### Directions
Repeat the listing word for word. No pictures belong in the copy.

Data records
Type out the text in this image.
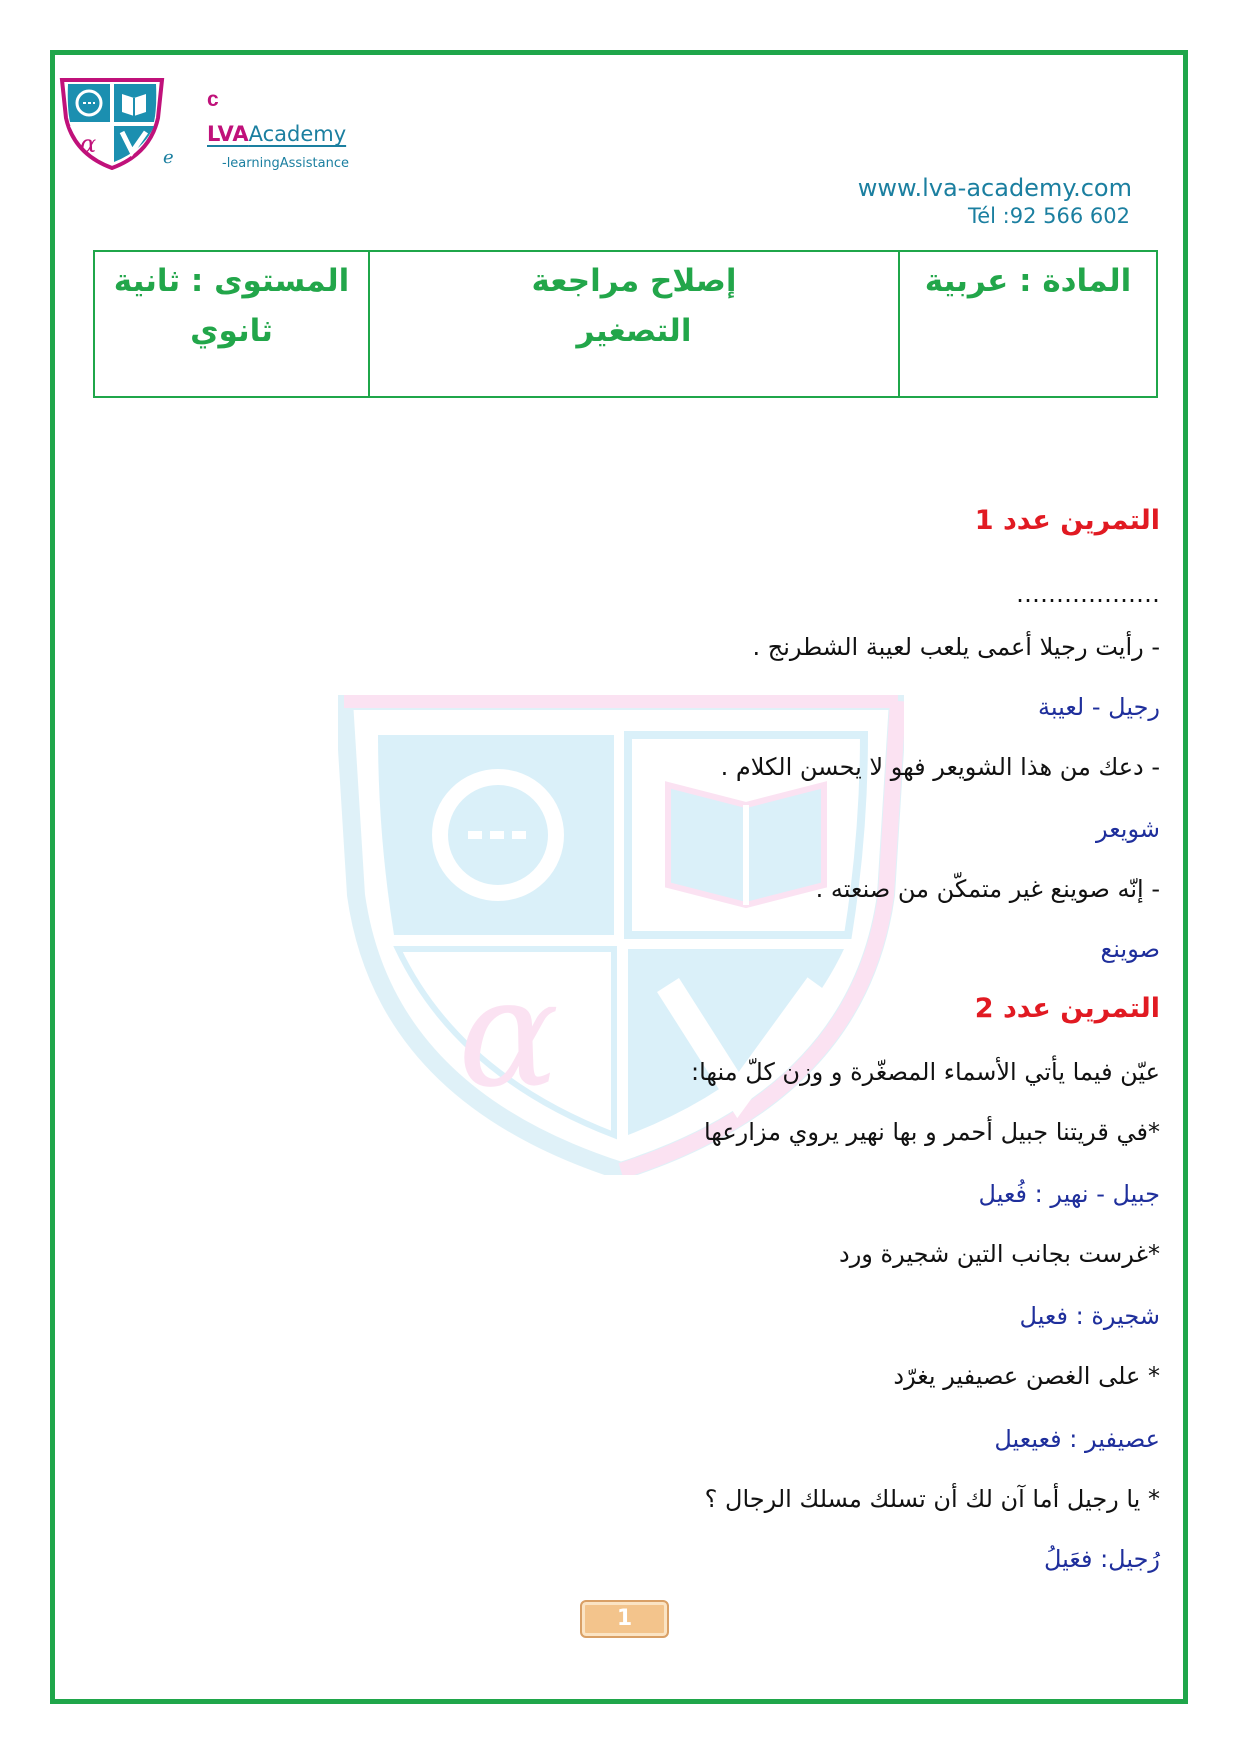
α
c
LVAAcademy
e	-learningAssistance
www.lva-academy.com
Tél :92 566 602
المادة : عربية
إصلاح مراجعة
التصغير
المستوى : ثانية
ثانوي
α
التمرين عدد 1
………………
- رأيت رجيلا أعمى يلعب لعيبة الشطرنج .
رجيل - لعيبة
- دعك من هذا الشويعر فهو لا يحسن الكلام .
شويعر
- إنّه صوينع غير متمكّن من صنعته .
صوينع
التمرين عدد 2
عيّن فيما يأتي الأسماء المصغّرة و وزن كلّ منها:
*في قريتنا جبيل أحمر و بها نهير يروي مزارعها
جبيل - نهير : فُعيل
*غرست بجانب التين شجيرة ورد
شجيرة : فعيل
* على الغصن عصيفير يغرّد
عصيفير : فعيعيل
* يا رجيل أما آن لك أن تسلك مسلك الرجال ؟
رُجيل: فعَيلُ
1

### Final result
Type out the text in this image.
α
c
LVAAcademy
e	-learningAssistance
www.lva-academy.com
Tél :92 566 602
المادة : عربية
إصلاح مراجعة
التصغير
المستوى : ثانية
ثانوي
α
التمرين عدد 1
………………
- رأيت رجيلا أعمى يلعب لعيبة الشطرنج .
رجيل - لعيبة
- دعك من هذا الشويعر فهو لا يحسن الكلام .
شويعر
- إنّه صوينع غير متمكّن من صنعته .
صوينع
التمرين عدد 2
عيّن فيما يأتي الأسماء المصغّرة و وزن كلّ منها:
*في قريتنا جبيل أحمر و بها نهير يروي مزارعها
جبيل - نهير : فُعيل
*غرست بجانب التين شجيرة ورد
شجيرة : فعيل
* على الغصن عصيفير يغرّد
عصيفير : فعيعيل
* يا رجيل أما آن لك أن تسلك مسلك الرجال ؟
رُجيل: فعَيلُ
1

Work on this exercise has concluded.